• INSTRUCTION A: Write out the part of the soundtrack article that opens with the words containing "Singles from High" and closes with "Walt Disney Records.".
• INSTRUCTION B: According to the soundtrack article, how many copies did the album sell in its first week of release?

• PROVIDED PASSAGE:

+ + + +

Soundtrack album by High School Musical Cast
- Released: August 14, 2007
- Recorded: 2007
- Genres: Pop; teen pop; dance-pop; electropop;
- Length: 37:48
- Label: Walt Disney

High School Musical chronology
| High School Musical (2006) | High School Musical 2 (2007) | High School Musical 3: Senior Year (2008) |

Singles from High School Musical 2
- "What Time Is It?" Released: July 16, 2007; "I Don't Dance" Released: August 14, 2007; "You Are the Music in Me" Released: September 24, 2007; "Gotta Go My Own Way" Released: October 15, 2007; "Everyday" Released: November 16, 2007; "Bet on It" Released: December 11, 2007;

= High School Musical 2 (soundtrack) =

2007 soundtrack album

High School Musical 2 is the soundtrack for the Disney Channel Original Movie of the same name. It was released on August 14, 2007, by Walt Disney Records.

Debuting at number one on the Billboard 200 chart, the album sold 625,000 copies in its initial week of release. As of September 2007, this figure amounted to the fourth-biggest first week sales of the year. It was the first soundtrack of a television movie to debut at the Billboard summit. The album also shipped double platinum (2,000,000) copies in the U.S. in its first week of release. It was the best-selling album of 2007, with sales of over 2.96 million copies in the United States and 6 million copies worldwide. The album won Favorite Soundtrack Album at The American Music Awards of 2007.

+ + + +

Item position entries:

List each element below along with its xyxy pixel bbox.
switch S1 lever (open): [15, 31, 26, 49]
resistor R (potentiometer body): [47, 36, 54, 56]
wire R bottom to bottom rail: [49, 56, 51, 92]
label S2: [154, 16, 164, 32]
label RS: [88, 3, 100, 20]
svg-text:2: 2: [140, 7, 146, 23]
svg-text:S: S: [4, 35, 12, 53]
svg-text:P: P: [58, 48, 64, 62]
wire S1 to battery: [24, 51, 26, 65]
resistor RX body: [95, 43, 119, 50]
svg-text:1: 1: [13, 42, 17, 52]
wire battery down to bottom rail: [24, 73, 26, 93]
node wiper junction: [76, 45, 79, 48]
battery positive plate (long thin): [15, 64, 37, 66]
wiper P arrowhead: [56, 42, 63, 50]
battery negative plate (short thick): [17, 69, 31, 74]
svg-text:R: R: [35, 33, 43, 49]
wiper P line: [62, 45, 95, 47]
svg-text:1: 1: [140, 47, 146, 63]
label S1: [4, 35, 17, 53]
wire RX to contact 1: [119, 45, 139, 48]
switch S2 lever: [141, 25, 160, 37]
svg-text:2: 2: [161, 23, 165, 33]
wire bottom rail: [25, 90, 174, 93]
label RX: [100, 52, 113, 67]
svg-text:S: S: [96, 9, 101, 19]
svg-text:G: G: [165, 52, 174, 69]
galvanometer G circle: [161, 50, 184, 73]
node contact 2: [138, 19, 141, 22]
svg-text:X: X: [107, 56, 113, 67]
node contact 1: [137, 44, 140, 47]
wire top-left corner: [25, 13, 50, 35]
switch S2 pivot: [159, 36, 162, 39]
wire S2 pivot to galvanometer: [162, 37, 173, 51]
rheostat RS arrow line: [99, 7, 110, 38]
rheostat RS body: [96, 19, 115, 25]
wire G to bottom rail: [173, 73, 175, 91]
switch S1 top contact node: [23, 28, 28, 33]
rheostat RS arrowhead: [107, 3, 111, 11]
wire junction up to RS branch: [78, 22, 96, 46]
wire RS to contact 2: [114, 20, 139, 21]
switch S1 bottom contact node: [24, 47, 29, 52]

+ + + +

• REPLY A:
Singles from High School Musical 2
- "What Time Is It?" Released: July 16, 2007; "I Don't Dance" Released: August 14, 2007; "You Are the Music in Me" Released: September 24, 2007; "Gotta Go My Own Way" Released: October 15, 2007; "Everyday" Released: November 16, 2007; "Bet on It" Released: December 11, 2007;

= High School Musical 2 (soundtrack) =

2007 soundtrack album

High School Musical 2 is the soundtrack for the Disney Channel Original Movie of the same name. It was released on August 14, 2007, by Walt Disney Records.

• REPLY B: 625,000 copies.